### WHAT IS EXPECTED:
Transcribe the entries that follow, word for word.
* START *
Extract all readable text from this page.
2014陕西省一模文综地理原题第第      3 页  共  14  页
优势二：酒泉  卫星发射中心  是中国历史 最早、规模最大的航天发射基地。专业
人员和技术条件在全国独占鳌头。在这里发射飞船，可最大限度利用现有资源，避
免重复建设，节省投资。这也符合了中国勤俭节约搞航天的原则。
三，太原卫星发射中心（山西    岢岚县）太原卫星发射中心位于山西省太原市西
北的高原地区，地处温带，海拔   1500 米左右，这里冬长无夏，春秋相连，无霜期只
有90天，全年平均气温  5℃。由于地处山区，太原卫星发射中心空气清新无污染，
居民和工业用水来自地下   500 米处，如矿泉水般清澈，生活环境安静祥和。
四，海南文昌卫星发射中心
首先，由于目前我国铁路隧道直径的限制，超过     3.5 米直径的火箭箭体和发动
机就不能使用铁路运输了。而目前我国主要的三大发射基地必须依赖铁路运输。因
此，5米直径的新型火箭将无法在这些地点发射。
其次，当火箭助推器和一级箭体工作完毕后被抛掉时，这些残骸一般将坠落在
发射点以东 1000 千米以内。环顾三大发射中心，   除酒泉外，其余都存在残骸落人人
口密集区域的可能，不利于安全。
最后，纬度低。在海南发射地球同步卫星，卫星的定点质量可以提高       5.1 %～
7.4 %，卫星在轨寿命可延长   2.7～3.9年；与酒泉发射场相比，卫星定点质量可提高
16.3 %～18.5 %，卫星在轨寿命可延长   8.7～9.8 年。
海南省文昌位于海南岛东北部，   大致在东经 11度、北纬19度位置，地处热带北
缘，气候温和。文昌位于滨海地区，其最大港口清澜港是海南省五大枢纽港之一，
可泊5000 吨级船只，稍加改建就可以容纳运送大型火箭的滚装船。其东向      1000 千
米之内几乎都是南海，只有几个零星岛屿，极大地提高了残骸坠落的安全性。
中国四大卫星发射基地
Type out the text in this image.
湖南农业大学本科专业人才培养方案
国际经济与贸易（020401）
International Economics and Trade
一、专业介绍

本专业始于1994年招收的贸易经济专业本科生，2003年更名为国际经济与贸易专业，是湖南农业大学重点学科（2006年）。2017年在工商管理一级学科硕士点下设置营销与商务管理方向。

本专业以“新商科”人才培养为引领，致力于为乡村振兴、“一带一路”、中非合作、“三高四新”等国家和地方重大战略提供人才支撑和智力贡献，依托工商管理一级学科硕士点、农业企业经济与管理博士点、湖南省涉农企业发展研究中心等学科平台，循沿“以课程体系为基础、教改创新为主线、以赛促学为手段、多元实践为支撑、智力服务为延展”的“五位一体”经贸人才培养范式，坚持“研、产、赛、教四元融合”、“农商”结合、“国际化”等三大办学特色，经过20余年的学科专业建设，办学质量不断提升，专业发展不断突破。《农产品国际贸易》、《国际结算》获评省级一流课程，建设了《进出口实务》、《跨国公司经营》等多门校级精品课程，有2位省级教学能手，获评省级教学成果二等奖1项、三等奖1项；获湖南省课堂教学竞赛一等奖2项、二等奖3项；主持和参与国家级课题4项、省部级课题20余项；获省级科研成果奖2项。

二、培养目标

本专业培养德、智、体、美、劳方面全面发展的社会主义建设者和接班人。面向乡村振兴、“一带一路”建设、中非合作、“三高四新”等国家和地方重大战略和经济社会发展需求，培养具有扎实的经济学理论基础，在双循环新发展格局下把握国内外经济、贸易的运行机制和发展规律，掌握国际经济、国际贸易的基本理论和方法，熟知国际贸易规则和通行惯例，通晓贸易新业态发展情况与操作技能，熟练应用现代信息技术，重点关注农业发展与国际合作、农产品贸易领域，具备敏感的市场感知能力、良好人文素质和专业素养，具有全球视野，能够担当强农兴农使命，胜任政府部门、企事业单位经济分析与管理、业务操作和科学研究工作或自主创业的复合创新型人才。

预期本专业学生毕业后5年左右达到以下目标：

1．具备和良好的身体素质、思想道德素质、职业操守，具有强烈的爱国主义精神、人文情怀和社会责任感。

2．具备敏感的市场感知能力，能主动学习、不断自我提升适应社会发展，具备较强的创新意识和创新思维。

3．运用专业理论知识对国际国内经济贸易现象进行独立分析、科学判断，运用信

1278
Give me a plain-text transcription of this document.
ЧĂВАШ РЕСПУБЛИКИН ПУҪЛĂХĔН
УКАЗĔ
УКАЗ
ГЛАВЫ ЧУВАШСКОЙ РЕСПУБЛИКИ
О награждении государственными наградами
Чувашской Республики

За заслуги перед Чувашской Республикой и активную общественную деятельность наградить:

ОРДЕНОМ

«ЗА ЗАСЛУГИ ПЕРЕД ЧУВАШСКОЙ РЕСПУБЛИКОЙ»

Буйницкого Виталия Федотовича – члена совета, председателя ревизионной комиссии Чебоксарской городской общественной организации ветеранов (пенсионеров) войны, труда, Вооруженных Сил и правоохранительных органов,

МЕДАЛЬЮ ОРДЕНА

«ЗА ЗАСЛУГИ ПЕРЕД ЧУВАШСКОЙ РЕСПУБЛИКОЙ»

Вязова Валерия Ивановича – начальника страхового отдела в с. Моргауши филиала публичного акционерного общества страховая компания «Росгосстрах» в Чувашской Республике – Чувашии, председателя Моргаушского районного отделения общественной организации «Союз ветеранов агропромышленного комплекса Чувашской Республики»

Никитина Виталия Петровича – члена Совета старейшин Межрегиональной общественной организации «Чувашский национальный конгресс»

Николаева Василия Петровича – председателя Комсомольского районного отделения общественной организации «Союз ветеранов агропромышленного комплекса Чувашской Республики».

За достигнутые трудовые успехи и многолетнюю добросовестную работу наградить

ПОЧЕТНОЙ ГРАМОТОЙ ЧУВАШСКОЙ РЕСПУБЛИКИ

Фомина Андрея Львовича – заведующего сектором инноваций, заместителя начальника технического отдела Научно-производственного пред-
* END *
### THE ANSWER:
Extract all readable text from this page.
2014陕西省一模文综地理原题第第      3 页  共  14  页
优势二：酒泉  卫星发射中心  是中国历史 最早、规模最大的航天发射基地。专业
人员和技术条件在全国独占鳌头。在这里发射飞船，可最大限度利用现有资源，避
免重复建设，节省投资。这也符合了中国勤俭节约搞航天的原则。
三，太原卫星发射中心（山西    岢岚县）太原卫星发射中心位于山西省太原市西
北的高原地区，地处温带，海拔   1500 米左右，这里冬长无夏，春秋相连，无霜期只
有90天，全年平均气温  5℃。由于地处山区，太原卫星发射中心空气清新无污染，
居民和工业用水来自地下   500 米处，如矿泉水般清澈，生活环境安静祥和。
四，海南文昌卫星发射中心
首先，由于目前我国铁路隧道直径的限制，超过     3.5 米直径的火箭箭体和发动
机就不能使用铁路运输了。而目前我国主要的三大发射基地必须依赖铁路运输。因
此，5米直径的新型火箭将无法在这些地点发射。
其次，当火箭助推器和一级箭体工作完毕后被抛掉时，这些残骸一般将坠落在
发射点以东 1000 千米以内。环顾三大发射中心，   除酒泉外，其余都存在残骸落人人
口密集区域的可能，不利于安全。
最后，纬度低。在海南发射地球同步卫星，卫星的定点质量可以提高       5.1 %～
7.4 %，卫星在轨寿命可延长   2.7～3.9年；与酒泉发射场相比，卫星定点质量可提高
16.3 %～18.5 %，卫星在轨寿命可延长   8.7～9.8 年。
海南省文昌位于海南岛东北部，   大致在东经 11度、北纬19度位置，地处热带北
缘，气候温和。文昌位于滨海地区，其最大港口清澜港是海南省五大枢纽港之一，
可泊5000 吨级船只，稍加改建就可以容纳运送大型火箭的滚装船。其东向      1000 千
米之内几乎都是南海，只有几个零星岛屿，极大地提高了残骸坠落的安全性。
中国四大卫星发射基地
Type out the text in this image.
湖南农业大学本科专业人才培养方案
国际经济与贸易（020401）
International Economics and Trade
一、专业介绍

本专业始于1994年招收的贸易经济专业本科生，2003年更名为国际经济与贸易专业，是湖南农业大学重点学科（2006年）。2017年在工商管理一级学科硕士点下设置营销与商务管理方向。

本专业以“新商科”人才培养为引领，致力于为乡村振兴、“一带一路”、中非合作、“三高四新”等国家和地方重大战略提供人才支撑和智力贡献，依托工商管理一级学科硕士点、农业企业经济与管理博士点、湖南省涉农企业发展研究中心等学科平台，循沿“以课程体系为基础、教改创新为主线、以赛促学为手段、多元实践为支撑、智力服务为延展”的“五位一体”经贸人才培养范式，坚持“研、产、赛、教四元融合”、“农商”结合、“国际化”等三大办学特色，经过20余年的学科专业建设，办学质量不断提升，专业发展不断突破。《农产品国际贸易》、《国际结算》获评省级一流课程，建设了《进出口实务》、《跨国公司经营》等多门校级精品课程，有2位省级教学能手，获评省级教学成果二等奖1项、三等奖1项；获湖南省课堂教学竞赛一等奖2项、二等奖3项；主持和参与国家级课题4项、省部级课题20余项；获省级科研成果奖2项。

二、培养目标

本专业培养德、智、体、美、劳方面全面发展的社会主义建设者和接班人。面向乡村振兴、“一带一路”建设、中非合作、“三高四新”等国家和地方重大战略和经济社会发展需求，培养具有扎实的经济学理论基础，在双循环新发展格局下把握国内外经济、贸易的运行机制和发展规律，掌握国际经济、国际贸易的基本理论和方法，熟知国际贸易规则和通行惯例，通晓贸易新业态发展情况与操作技能，熟练应用现代信息技术，重点关注农业发展与国际合作、农产品贸易领域，具备敏感的市场感知能力、良好人文素质和专业素养，具有全球视野，能够担当强农兴农使命，胜任政府部门、企事业单位经济分析与管理、业务操作和科学研究工作或自主创业的复合创新型人才。

预期本专业学生毕业后5年左右达到以下目标：

1．具备和良好的身体素质、思想道德素质、职业操守，具有强烈的爱国主义精神、人文情怀和社会责任感。

2．具备敏感的市场感知能力，能主动学习、不断自我提升适应社会发展，具备较强的创新意识和创新思维。

3．运用专业理论知识对国际国内经济贸易现象进行独立分析、科学判断，运用信

1278
Give me a plain-text transcription of this document.
ЧĂВАШ РЕСПУБЛИКИН ПУҪЛĂХĔН
УКАЗĔ
УКАЗ
ГЛАВЫ ЧУВАШСКОЙ РЕСПУБЛИКИ
О награждении государственными наградами
Чувашской Республики

За заслуги перед Чувашской Республикой и активную общественную деятельность наградить:

ОРДЕНОМ

«ЗА ЗАСЛУГИ ПЕРЕД ЧУВАШСКОЙ РЕСПУБЛИКОЙ»

Буйницкого Виталия Федотовича – члена совета, председателя ревизионной комиссии Чебоксарской городской общественной организации ветеранов (пенсионеров) войны, труда, Вооруженных Сил и правоохранительных органов,

МЕДАЛЬЮ ОРДЕНА

«ЗА ЗАСЛУГИ ПЕРЕД ЧУВАШСКОЙ РЕСПУБЛИКОЙ»

Вязова Валерия Ивановича – начальника страхового отдела в с. Моргауши филиала публичного акционерного общества страховая компания «Росгосстрах» в Чувашской Республике – Чувашии, председателя Моргаушского районного отделения общественной организации «Союз ветеранов агропромышленного комплекса Чувашской Республики»

Никитина Виталия Петровича – члена Совета старейшин Межрегиональной общественной организации «Чувашский национальный конгресс»

Николаева Василия Петровича – председателя Комсомольского районного отделения общественной организации «Союз ветеранов агропромышленного комплекса Чувашской Республики».

За достигнутые трудовые успехи и многолетнюю добросовестную работу наградить

ПОЧЕТНОЙ ГРАМОТОЙ ЧУВАШСКОЙ РЕСПУБЛИКИ

Фомина Андрея Львовича – заведующего сектором инноваций, заместителя начальника технического отдела Научно-производственного пред-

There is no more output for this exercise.